***** INPUT ROWS *****

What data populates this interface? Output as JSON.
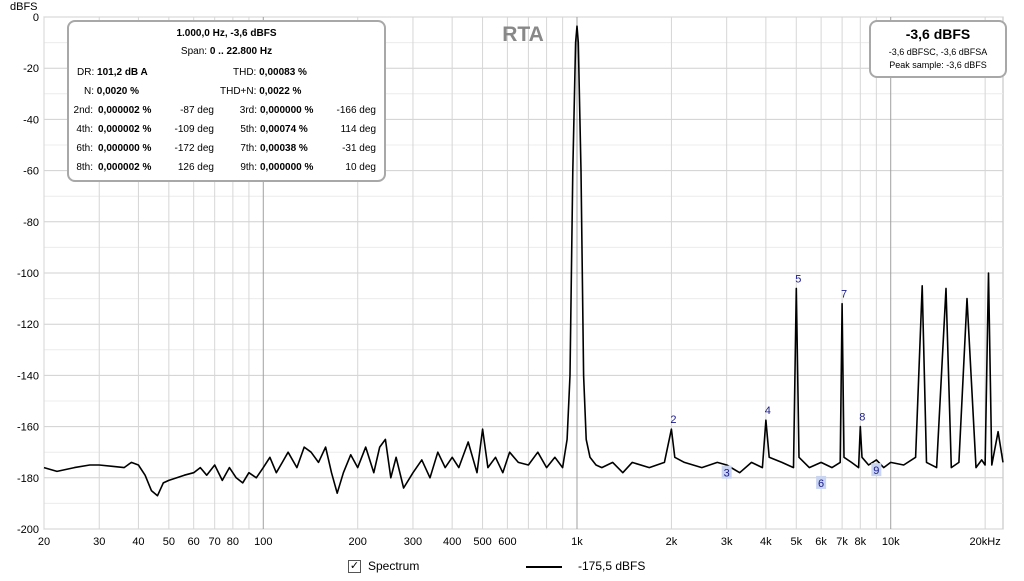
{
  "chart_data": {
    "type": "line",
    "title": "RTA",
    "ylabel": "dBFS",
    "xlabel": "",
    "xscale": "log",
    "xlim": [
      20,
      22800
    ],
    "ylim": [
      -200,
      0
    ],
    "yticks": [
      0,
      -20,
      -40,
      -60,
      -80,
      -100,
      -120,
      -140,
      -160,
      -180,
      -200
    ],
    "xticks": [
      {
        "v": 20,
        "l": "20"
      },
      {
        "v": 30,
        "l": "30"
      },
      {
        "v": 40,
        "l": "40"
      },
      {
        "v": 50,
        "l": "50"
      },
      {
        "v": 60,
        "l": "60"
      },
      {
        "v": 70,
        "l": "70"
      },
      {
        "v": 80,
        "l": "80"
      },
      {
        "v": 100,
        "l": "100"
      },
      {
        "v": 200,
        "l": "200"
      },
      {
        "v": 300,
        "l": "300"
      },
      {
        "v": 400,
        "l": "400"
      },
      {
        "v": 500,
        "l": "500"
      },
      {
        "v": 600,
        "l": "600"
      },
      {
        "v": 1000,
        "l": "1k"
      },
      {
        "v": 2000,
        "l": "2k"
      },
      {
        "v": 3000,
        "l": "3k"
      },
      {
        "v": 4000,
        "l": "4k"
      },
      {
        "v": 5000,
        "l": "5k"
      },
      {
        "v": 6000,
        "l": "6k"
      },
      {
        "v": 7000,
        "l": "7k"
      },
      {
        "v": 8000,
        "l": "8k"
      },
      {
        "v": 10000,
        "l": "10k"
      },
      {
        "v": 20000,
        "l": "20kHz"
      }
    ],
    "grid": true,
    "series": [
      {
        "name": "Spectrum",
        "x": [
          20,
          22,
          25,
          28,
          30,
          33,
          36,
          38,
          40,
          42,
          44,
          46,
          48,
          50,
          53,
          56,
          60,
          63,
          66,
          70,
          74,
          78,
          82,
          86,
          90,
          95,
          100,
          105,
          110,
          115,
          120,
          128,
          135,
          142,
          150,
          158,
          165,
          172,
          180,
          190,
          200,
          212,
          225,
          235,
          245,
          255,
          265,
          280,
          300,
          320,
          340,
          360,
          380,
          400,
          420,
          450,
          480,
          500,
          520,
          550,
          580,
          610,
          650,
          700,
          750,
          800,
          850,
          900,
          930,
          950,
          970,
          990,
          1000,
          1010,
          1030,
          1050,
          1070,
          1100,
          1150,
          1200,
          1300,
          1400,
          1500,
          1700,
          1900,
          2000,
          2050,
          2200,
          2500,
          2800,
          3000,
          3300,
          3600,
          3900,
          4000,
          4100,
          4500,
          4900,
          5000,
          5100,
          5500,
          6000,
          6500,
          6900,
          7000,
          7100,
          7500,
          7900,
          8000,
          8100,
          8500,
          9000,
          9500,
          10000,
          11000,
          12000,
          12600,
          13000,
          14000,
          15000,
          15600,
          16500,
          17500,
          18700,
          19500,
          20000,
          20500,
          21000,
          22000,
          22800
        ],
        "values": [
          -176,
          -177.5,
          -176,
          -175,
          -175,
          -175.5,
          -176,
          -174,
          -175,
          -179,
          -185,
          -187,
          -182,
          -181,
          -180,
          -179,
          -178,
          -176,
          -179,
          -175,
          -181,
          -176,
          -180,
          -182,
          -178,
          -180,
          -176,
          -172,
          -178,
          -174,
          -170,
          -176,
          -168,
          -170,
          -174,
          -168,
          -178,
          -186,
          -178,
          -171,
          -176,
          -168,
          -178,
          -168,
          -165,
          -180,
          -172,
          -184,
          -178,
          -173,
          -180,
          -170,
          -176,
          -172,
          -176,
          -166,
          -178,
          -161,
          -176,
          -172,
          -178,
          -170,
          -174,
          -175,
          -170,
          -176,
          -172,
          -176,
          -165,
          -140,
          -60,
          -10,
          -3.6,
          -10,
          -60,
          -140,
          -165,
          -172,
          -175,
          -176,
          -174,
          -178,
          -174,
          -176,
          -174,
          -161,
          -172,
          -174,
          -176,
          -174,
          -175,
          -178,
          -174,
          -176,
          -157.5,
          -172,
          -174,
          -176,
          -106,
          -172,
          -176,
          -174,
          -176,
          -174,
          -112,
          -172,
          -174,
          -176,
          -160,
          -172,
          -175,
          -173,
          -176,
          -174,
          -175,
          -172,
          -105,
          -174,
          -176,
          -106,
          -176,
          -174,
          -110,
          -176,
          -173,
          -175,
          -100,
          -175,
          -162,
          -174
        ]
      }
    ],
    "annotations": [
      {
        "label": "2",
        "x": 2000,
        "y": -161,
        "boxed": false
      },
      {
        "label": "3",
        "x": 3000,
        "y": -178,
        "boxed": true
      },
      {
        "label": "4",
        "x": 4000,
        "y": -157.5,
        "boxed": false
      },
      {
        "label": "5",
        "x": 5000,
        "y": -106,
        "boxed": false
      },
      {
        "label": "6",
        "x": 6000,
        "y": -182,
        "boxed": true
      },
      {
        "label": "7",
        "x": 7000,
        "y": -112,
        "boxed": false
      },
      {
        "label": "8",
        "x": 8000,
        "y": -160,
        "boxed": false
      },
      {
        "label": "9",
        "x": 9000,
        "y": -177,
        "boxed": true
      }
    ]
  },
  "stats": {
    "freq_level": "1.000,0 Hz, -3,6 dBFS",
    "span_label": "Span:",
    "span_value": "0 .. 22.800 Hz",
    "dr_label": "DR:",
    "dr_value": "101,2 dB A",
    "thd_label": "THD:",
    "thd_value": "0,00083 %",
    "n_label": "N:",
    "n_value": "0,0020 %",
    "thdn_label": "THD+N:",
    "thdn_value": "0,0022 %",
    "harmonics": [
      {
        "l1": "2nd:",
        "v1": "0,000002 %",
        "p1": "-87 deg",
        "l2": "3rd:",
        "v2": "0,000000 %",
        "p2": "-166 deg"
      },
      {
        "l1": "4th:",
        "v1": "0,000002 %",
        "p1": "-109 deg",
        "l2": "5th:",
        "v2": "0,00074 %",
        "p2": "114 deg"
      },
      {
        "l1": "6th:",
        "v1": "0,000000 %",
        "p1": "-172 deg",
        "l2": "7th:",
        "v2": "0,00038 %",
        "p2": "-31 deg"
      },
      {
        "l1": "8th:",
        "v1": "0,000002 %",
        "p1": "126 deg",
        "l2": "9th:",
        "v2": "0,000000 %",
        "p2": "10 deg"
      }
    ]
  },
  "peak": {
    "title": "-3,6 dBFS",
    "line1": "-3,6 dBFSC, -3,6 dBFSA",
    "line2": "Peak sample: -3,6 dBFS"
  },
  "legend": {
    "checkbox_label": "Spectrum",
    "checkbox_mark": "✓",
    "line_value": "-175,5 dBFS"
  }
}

*****
***** INPUT ROWS *****

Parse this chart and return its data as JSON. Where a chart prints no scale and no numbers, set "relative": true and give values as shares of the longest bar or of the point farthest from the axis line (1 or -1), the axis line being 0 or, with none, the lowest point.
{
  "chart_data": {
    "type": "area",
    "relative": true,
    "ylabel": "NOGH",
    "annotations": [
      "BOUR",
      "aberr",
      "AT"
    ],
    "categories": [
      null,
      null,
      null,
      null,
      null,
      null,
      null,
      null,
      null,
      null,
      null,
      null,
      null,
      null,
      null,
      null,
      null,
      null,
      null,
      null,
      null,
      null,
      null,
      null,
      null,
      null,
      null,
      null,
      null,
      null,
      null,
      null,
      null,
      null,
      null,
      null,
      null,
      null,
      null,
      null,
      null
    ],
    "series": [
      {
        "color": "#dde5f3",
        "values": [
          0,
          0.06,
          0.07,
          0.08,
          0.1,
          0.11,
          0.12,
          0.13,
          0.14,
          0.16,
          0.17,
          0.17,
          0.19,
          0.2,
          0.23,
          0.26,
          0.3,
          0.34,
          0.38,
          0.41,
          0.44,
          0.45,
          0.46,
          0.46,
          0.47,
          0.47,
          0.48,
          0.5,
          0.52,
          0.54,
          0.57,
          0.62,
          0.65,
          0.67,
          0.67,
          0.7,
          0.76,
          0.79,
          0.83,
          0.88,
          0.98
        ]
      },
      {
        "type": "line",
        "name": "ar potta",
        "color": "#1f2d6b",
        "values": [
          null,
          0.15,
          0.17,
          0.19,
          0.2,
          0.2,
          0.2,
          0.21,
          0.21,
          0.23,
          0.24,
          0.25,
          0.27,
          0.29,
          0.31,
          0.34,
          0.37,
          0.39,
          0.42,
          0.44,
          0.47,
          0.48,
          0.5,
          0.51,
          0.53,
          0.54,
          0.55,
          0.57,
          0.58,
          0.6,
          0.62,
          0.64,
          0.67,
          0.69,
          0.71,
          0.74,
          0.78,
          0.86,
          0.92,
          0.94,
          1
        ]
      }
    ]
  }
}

*****
***** INPUT ROWS *****

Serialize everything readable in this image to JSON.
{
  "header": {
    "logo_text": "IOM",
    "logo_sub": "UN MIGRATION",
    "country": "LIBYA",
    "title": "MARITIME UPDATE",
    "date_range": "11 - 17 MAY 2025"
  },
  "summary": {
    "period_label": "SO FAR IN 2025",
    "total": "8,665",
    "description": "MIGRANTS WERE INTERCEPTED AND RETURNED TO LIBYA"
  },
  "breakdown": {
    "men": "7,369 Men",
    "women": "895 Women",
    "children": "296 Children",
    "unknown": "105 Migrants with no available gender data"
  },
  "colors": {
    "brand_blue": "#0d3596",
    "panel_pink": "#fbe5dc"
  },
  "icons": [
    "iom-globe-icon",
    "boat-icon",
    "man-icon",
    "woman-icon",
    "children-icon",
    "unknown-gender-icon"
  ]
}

*****

Copy each line of the records that contains the word "children".

    "children": "296 Children",
    "children-icon",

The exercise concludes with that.